(HOW TO COMPLETE THIS TASK) Copy out all lines in the data below containing the string "primates".

** SOURCE DATA follows **

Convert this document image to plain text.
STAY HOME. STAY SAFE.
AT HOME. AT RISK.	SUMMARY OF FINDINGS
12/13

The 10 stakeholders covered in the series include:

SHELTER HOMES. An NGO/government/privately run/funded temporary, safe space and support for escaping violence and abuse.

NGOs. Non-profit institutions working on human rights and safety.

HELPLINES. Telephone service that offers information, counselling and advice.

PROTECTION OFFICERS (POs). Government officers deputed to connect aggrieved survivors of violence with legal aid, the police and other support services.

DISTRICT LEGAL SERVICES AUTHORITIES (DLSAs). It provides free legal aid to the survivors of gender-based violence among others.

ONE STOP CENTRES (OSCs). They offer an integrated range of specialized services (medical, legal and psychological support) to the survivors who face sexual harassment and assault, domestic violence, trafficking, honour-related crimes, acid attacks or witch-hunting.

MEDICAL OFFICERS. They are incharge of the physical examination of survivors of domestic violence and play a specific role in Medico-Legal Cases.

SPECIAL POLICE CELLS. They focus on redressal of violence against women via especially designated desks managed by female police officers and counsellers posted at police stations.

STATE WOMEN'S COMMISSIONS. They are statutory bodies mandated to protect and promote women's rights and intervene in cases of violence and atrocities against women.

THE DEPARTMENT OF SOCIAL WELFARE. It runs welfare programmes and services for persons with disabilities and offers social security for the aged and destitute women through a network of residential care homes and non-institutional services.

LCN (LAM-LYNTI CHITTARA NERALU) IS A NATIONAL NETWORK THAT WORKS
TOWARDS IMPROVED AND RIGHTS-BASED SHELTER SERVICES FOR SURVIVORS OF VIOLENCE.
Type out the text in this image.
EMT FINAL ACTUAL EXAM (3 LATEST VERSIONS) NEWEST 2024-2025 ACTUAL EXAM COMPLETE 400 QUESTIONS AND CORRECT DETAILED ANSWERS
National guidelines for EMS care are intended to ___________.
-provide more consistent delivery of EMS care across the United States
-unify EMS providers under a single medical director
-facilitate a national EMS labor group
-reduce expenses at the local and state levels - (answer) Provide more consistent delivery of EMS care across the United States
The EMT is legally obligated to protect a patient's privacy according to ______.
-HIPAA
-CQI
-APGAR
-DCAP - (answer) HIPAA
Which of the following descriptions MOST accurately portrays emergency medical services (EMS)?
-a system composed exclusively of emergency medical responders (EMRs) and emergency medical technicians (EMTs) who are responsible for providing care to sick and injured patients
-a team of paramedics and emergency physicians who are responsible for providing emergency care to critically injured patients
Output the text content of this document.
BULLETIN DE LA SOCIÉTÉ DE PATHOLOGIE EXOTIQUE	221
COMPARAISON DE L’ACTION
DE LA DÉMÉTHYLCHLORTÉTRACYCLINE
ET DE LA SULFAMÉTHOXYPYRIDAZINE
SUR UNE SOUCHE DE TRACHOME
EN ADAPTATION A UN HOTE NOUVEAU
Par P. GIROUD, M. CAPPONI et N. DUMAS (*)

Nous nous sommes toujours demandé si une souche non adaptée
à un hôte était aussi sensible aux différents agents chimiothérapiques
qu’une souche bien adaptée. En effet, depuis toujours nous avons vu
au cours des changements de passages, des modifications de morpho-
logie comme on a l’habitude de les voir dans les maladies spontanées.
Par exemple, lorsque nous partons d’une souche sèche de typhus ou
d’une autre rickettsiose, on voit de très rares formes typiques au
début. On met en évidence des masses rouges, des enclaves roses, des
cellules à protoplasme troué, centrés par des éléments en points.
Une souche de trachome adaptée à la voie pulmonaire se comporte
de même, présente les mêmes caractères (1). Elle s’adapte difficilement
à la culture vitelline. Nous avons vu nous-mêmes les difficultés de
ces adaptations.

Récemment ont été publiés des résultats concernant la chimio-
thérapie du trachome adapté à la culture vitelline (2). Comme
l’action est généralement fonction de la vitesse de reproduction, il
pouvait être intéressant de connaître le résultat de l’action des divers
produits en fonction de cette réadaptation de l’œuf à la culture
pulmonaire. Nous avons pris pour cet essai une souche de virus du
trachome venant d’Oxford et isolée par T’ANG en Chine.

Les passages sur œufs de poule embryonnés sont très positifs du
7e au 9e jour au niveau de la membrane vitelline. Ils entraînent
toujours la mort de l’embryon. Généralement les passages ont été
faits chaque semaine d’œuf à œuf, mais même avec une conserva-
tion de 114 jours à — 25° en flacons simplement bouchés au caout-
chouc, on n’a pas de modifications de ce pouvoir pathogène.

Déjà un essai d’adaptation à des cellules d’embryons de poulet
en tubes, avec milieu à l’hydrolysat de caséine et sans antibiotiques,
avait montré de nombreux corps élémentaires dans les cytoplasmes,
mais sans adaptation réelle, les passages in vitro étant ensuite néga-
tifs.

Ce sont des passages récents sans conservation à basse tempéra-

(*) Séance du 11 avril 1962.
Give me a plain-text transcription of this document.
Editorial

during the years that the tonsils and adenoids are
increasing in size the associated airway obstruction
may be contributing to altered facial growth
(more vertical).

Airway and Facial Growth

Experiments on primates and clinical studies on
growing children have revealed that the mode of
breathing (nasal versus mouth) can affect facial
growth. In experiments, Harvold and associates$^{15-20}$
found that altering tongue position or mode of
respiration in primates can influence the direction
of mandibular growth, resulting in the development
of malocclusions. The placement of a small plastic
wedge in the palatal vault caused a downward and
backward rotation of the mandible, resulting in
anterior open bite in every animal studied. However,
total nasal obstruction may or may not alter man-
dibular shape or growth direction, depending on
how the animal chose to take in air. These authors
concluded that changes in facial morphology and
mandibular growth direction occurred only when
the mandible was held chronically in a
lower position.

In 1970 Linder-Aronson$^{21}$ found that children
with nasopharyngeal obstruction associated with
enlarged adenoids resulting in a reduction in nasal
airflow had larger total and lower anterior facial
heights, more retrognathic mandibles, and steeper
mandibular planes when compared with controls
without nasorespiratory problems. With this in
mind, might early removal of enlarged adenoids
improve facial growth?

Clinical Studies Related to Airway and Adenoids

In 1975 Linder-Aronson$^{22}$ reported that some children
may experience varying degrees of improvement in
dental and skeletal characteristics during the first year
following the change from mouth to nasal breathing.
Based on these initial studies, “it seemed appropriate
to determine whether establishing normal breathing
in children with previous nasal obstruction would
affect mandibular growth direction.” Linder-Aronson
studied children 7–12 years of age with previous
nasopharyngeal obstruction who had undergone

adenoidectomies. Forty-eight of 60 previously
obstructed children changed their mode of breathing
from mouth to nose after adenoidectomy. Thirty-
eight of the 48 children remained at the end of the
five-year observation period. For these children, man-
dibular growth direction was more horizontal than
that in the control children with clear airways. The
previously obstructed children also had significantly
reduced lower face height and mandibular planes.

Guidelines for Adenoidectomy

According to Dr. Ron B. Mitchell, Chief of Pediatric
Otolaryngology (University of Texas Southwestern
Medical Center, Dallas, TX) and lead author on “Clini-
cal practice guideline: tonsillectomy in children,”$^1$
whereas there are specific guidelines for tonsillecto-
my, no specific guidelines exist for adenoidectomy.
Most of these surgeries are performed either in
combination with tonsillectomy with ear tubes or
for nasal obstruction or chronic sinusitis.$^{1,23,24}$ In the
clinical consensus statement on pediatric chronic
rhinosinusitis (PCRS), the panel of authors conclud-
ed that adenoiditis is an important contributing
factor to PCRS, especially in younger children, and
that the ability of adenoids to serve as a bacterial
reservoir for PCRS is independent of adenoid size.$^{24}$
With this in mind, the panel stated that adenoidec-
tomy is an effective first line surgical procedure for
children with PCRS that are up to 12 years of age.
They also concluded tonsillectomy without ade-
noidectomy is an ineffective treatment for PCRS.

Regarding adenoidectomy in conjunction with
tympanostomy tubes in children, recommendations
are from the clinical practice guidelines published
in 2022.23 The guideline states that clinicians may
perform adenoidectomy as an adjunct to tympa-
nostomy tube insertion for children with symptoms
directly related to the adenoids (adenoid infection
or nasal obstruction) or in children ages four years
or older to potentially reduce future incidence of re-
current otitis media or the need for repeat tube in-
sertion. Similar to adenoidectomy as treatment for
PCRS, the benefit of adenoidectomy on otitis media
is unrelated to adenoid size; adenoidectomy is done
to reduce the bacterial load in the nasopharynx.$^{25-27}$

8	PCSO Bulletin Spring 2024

** End of SOURCE DATA **

(RESULT OF THIS EXERCISE)
Experiments on primates and clinical studies on
respiration in primates can influence the direction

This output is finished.